_GIVEN DATA_:
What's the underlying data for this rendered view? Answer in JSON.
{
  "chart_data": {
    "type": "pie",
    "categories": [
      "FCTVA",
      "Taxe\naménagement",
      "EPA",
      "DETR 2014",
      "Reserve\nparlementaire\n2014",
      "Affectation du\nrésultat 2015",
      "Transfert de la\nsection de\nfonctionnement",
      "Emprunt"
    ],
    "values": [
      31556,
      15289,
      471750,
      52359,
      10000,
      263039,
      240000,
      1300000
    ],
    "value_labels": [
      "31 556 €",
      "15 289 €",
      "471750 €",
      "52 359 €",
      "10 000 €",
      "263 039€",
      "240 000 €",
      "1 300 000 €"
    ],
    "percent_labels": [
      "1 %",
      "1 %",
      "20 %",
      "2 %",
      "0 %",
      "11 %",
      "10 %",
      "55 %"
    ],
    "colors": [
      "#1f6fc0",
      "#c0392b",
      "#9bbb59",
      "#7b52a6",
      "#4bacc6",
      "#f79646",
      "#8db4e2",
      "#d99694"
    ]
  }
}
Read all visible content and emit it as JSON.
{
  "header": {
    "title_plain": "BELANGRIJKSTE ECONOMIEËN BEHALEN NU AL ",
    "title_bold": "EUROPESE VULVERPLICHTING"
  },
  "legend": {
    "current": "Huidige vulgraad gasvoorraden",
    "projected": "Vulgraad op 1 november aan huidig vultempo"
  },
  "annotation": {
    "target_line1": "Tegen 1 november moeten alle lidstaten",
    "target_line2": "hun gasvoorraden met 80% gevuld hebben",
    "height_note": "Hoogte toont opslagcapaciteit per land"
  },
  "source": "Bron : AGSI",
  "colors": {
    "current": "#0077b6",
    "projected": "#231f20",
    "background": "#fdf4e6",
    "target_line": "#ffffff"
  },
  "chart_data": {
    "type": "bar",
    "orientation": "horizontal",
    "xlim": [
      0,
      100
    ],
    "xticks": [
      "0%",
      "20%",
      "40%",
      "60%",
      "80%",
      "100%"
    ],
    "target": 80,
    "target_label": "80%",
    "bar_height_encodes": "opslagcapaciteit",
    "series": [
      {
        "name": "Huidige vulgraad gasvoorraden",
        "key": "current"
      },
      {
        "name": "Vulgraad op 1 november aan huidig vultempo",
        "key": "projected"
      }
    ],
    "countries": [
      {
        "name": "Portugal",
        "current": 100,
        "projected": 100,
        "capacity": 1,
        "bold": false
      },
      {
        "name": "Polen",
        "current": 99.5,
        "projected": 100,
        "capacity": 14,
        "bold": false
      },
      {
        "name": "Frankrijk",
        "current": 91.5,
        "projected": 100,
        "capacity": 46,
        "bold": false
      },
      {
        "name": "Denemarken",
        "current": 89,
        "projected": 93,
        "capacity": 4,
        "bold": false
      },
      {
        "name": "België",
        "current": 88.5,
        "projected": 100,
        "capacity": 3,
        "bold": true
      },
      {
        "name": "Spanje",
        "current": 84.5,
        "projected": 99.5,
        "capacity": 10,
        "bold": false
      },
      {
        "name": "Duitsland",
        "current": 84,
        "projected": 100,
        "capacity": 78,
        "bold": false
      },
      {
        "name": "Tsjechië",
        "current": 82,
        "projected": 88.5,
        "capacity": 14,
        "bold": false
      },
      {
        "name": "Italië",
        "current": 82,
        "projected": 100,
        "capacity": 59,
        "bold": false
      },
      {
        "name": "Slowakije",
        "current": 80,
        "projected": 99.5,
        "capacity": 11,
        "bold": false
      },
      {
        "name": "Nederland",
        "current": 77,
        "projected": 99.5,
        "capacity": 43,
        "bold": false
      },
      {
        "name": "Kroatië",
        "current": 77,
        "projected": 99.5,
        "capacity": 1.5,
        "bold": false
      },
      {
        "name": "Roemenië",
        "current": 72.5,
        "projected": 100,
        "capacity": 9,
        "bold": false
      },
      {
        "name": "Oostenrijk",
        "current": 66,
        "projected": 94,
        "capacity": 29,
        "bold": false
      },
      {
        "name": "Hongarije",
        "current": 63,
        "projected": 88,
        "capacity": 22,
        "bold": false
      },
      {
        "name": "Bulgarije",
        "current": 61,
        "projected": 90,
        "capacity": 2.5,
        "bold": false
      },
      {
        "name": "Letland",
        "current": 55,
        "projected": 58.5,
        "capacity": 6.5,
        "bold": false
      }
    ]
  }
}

_STATED GOAL_: Print the whole listing exactly as it is.

_RIGHT ANSWER_:
What's the underlying data for this rendered view? Answer in JSON.
{
  "chart_data": {
    "type": "pie",
    "categories": [
      "FCTVA",
      "Taxe\naménagement",
      "EPA",
      "DETR 2014",
      "Reserve\nparlementaire\n2014",
      "Affectation du\nrésultat 2015",
      "Transfert de la\nsection de\nfonctionnement",
      "Emprunt"
    ],
    "values": [
      31556,
      15289,
      471750,
      52359,
      10000,
      263039,
      240000,
      1300000
    ],
    "value_labels": [
      "31 556 €",
      "15 289 €",
      "471750 €",
      "52 359 €",
      "10 000 €",
      "263 039€",
      "240 000 €",
      "1 300 000 €"
    ],
    "percent_labels": [
      "1 %",
      "1 %",
      "20 %",
      "2 %",
      "0 %",
      "11 %",
      "10 %",
      "55 %"
    ],
    "colors": [
      "#1f6fc0",
      "#c0392b",
      "#9bbb59",
      "#7b52a6",
      "#4bacc6",
      "#f79646",
      "#8db4e2",
      "#d99694"
    ]
  }
}
Read all visible content and emit it as JSON.
{
  "header": {
    "title_plain": "BELANGRIJKSTE ECONOMIEËN BEHALEN NU AL ",
    "title_bold": "EUROPESE VULVERPLICHTING"
  },
  "legend": {
    "current": "Huidige vulgraad gasvoorraden",
    "projected": "Vulgraad op 1 november aan huidig vultempo"
  },
  "annotation": {
    "target_line1": "Tegen 1 november moeten alle lidstaten",
    "target_line2": "hun gasvoorraden met 80% gevuld hebben",
    "height_note": "Hoogte toont opslagcapaciteit per land"
  },
  "source": "Bron : AGSI",
  "colors": {
    "current": "#0077b6",
    "projected": "#231f20",
    "background": "#fdf4e6",
    "target_line": "#ffffff"
  },
  "chart_data": {
    "type": "bar",
    "orientation": "horizontal",
    "xlim": [
      0,
      100
    ],
    "xticks": [
      "0%",
      "20%",
      "40%",
      "60%",
      "80%",
      "100%"
    ],
    "target": 80,
    "target_label": "80%",
    "bar_height_encodes": "opslagcapaciteit",
    "series": [
      {
        "name": "Huidige vulgraad gasvoorraden",
        "key": "current"
      },
      {
        "name": "Vulgraad op 1 november aan huidig vultempo",
        "key": "projected"
      }
    ],
    "countries": [
      {
        "name": "Portugal",
        "current": 100,
        "projected": 100,
        "capacity": 1,
        "bold": false
      },
      {
        "name": "Polen",
        "current": 99.5,
        "projected": 100,
        "capacity": 14,
        "bold": false
      },
      {
        "name": "Frankrijk",
        "current": 91.5,
        "projected": 100,
        "capacity": 46,
        "bold": false
      },
      {
        "name": "Denemarken",
        "current": 89,
        "projected": 93,
        "capacity": 4,
        "bold": false
      },
      {
        "name": "België",
        "current": 88.5,
        "projected": 100,
        "capacity": 3,
        "bold": true
      },
      {
        "name": "Spanje",
        "current": 84.5,
        "projected": 99.5,
        "capacity": 10,
        "bold": false
      },
      {
        "name": "Duitsland",
        "current": 84,
        "projected": 100,
        "capacity": 78,
        "bold": false
      },
      {
        "name": "Tsjechië",
        "current": 82,
        "projected": 88.5,
        "capacity": 14,
        "bold": false
      },
      {
        "name": "Italië",
        "current": 82,
        "projected": 100,
        "capacity": 59,
        "bold": false
      },
      {
        "name": "Slowakije",
        "current": 80,
        "projected": 99.5,
        "capacity": 11,
        "bold": false
      },
      {
        "name": "Nederland",
        "current": 77,
        "projected": 99.5,
        "capacity": 43,
        "bold": false
      },
      {
        "name": "Kroatië",
        "current": 77,
        "projected": 99.5,
        "capacity": 1.5,
        "bold": false
      },
      {
        "name": "Roemenië",
        "current": 72.5,
        "projected": 100,
        "capacity": 9,
        "bold": false
      },
      {
        "name": "Oostenrijk",
        "current": 66,
        "projected": 94,
        "capacity": 29,
        "bold": false
      },
      {
        "name": "Hongarije",
        "current": 63,
        "projected": 88,
        "capacity": 22,
        "bold": false
      },
      {
        "name": "Bulgarije",
        "current": 61,
        "projected": 90,
        "capacity": 2.5,
        "bold": false
      },
      {
        "name": "Letland",
        "current": 55,
        "projected": 58.5,
        "capacity": 6.5,
        "bold": false
      }
    ]
  }
}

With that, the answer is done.